WHAT THIS TASK INVOLVES:
The entries below are to be repeated exactly as they stand.

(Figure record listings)
◇ ◇ ◇ ◇

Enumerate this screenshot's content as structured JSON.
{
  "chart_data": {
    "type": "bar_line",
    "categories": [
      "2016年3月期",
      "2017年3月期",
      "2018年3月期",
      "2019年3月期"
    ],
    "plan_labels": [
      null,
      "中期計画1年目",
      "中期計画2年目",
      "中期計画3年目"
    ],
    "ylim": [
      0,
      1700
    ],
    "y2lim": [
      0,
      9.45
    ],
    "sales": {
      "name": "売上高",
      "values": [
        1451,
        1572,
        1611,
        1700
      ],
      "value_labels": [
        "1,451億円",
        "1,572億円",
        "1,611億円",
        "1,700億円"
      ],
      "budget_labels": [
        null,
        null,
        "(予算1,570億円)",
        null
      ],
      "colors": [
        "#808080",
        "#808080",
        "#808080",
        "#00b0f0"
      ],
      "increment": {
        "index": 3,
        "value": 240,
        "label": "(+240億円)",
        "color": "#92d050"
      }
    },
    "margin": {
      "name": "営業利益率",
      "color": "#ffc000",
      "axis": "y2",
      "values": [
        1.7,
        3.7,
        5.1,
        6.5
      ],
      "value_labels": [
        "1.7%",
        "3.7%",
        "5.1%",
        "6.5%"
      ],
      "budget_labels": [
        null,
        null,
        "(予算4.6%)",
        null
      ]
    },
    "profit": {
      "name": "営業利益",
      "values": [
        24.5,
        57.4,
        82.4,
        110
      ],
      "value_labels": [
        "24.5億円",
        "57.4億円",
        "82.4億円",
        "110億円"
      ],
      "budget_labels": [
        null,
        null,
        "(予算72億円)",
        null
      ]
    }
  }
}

◇ ◇ ◇ ◇

RESPONSE:
Enumerate this screenshot's content as structured JSON.
{
  "chart_data": {
    "type": "bar_line",
    "categories": [
      "2016年3月期",
      "2017年3月期",
      "2018年3月期",
      "2019年3月期"
    ],
    "plan_labels": [
      null,
      "中期計画1年目",
      "中期計画2年目",
      "中期計画3年目"
    ],
    "ylim": [
      0,
      1700
    ],
    "y2lim": [
      0,
      9.45
    ],
    "sales": {
      "name": "売上高",
      "values": [
        1451,
        1572,
        1611,
        1700
      ],
      "value_labels": [
        "1,451億円",
        "1,572億円",
        "1,611億円",
        "1,700億円"
      ],
      "budget_labels": [
        null,
        null,
        "(予算1,570億円)",
        null
      ],
      "colors": [
        "#808080",
        "#808080",
        "#808080",
        "#00b0f0"
      ],
      "increment": {
        "index": 3,
        "value": 240,
        "label": "(+240億円)",
        "color": "#92d050"
      }
    },
    "margin": {
      "name": "営業利益率",
      "color": "#ffc000",
      "axis": "y2",
      "values": [
        1.7,
        3.7,
        5.1,
        6.5
      ],
      "value_labels": [
        "1.7%",
        "3.7%",
        "5.1%",
        "6.5%"
      ],
      "budget_labels": [
        null,
        null,
        "(予算4.6%)",
        null
      ]
    },
    "profit": {
      "name": "営業利益",
      "values": [
        24.5,
        57.4,
        82.4,
        110
      ],
      "value_labels": [
        "24.5億円",
        "57.4億円",
        "82.4億円",
        "110億円"
      ],
      "budget_labels": [
        null,
        null,
        "(予算72億円)",
        null
      ]
    }
  }
}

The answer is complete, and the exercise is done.